» EXERCISE
Copy every line of the data exactly, leaving nothing out.

===== ITEMS

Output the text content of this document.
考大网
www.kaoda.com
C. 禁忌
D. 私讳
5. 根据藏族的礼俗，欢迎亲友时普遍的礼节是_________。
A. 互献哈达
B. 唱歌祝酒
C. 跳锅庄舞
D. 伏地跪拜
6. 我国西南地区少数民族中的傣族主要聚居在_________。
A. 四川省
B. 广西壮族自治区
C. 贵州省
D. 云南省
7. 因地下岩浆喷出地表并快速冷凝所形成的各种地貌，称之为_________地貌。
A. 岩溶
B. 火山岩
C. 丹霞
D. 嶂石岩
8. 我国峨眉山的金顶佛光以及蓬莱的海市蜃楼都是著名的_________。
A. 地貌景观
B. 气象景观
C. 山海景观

==========

» EXERCISE SOLUTION
Output the text content of this document.
考大网
www.kaoda.com
C. 禁忌
D. 私讳
5. 根据藏族的礼俗，欢迎亲友时普遍的礼节是_________。
A. 互献哈达
B. 唱歌祝酒
C. 跳锅庄舞
D. 伏地跪拜
6. 我国西南地区少数民族中的傣族主要聚居在_________。
A. 四川省
B. 广西壮族自治区
C. 贵州省
D. 云南省
7. 因地下岩浆喷出地表并快速冷凝所形成的各种地貌，称之为_________地貌。
A. 岩溶
B. 火山岩
C. 丹霞
D. 嶂石岩
8. 我国峨眉山的金顶佛光以及蓬莱的海市蜃楼都是著名的_________。
A. 地貌景观
B. 气象景观
C. 山海景观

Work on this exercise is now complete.